Provided data:

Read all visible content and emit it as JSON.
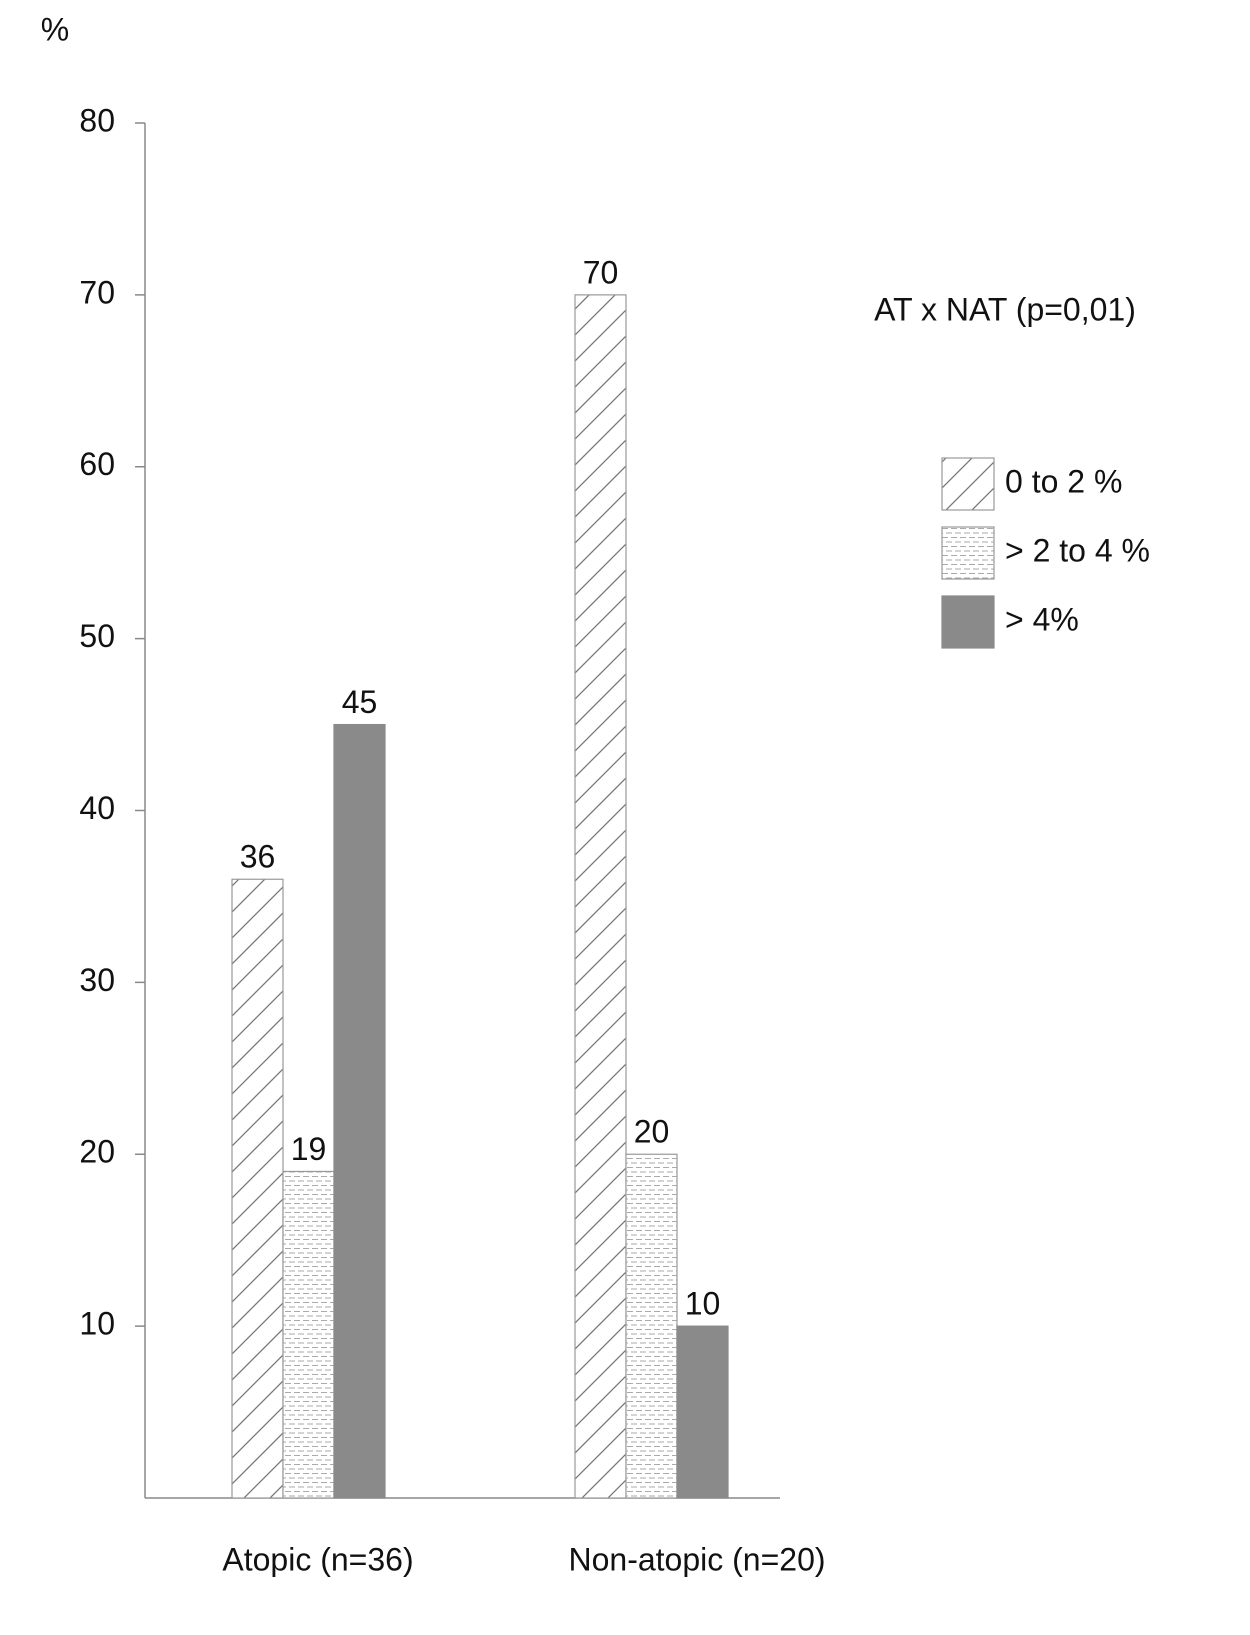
{
  "chart_data": {
    "type": "bar",
    "y_label": "%",
    "annotation": "AT x NAT (p=0,01)",
    "categories": [
      "Atopic (n=36)",
      "Non-atopic (n=20)"
    ],
    "series": [
      {
        "name": "0 to 2 %",
        "pattern": "hatch",
        "color": "#ffffff",
        "values": [
          36,
          70
        ]
      },
      {
        "name": "> 2 to 4 %",
        "pattern": "dash",
        "color": "#ffffff",
        "values": [
          19,
          20
        ]
      },
      {
        "name": "> 4%",
        "pattern": "solid",
        "color": "#8a8a8a",
        "values": [
          45,
          10
        ]
      }
    ],
    "ylim": [
      0,
      80
    ],
    "yticks": [
      10,
      20,
      30,
      40,
      50,
      60,
      70,
      80
    ],
    "legend": "right"
  }
}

What you have to do: Each line of the data should be quoted exactly, with pictures left out.

Worked answer:
Read all visible content and emit it as JSON.
{
  "chart_data": {
    "type": "bar",
    "y_label": "%",
    "annotation": "AT x NAT (p=0,01)",
    "categories": [
      "Atopic (n=36)",
      "Non-atopic (n=20)"
    ],
    "series": [
      {
        "name": "0 to 2 %",
        "pattern": "hatch",
        "color": "#ffffff",
        "values": [
          36,
          70
        ]
      },
      {
        "name": "> 2 to 4 %",
        "pattern": "dash",
        "color": "#ffffff",
        "values": [
          19,
          20
        ]
      },
      {
        "name": "> 4%",
        "pattern": "solid",
        "color": "#8a8a8a",
        "values": [
          45,
          10
        ]
      }
    ],
    "ylim": [
      0,
      80
    ],
    "yticks": [
      10,
      20,
      30,
      40,
      50,
      60,
      70,
      80
    ],
    "legend": "right"
  }
}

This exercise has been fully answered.